Set task -> Quote the full listing word for word.
· · ·
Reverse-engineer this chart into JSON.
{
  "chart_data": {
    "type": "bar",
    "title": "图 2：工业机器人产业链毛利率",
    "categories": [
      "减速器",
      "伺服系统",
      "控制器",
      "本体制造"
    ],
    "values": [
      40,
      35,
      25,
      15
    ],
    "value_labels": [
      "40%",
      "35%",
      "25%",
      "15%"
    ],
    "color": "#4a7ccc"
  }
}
· · ·
Answer to this task ->
Reverse-engineer this chart into JSON.
{
  "chart_data": {
    "type": "bar",
    "title": "图 2：工业机器人产业链毛利率",
    "categories": [
      "减速器",
      "伺服系统",
      "控制器",
      "本体制造"
    ],
    "values": [
      40,
      35,
      25,
      15
    ],
    "value_labels": [
      "40%",
      "35%",
      "25%",
      "15%"
    ],
    "color": "#4a7ccc"
  }
}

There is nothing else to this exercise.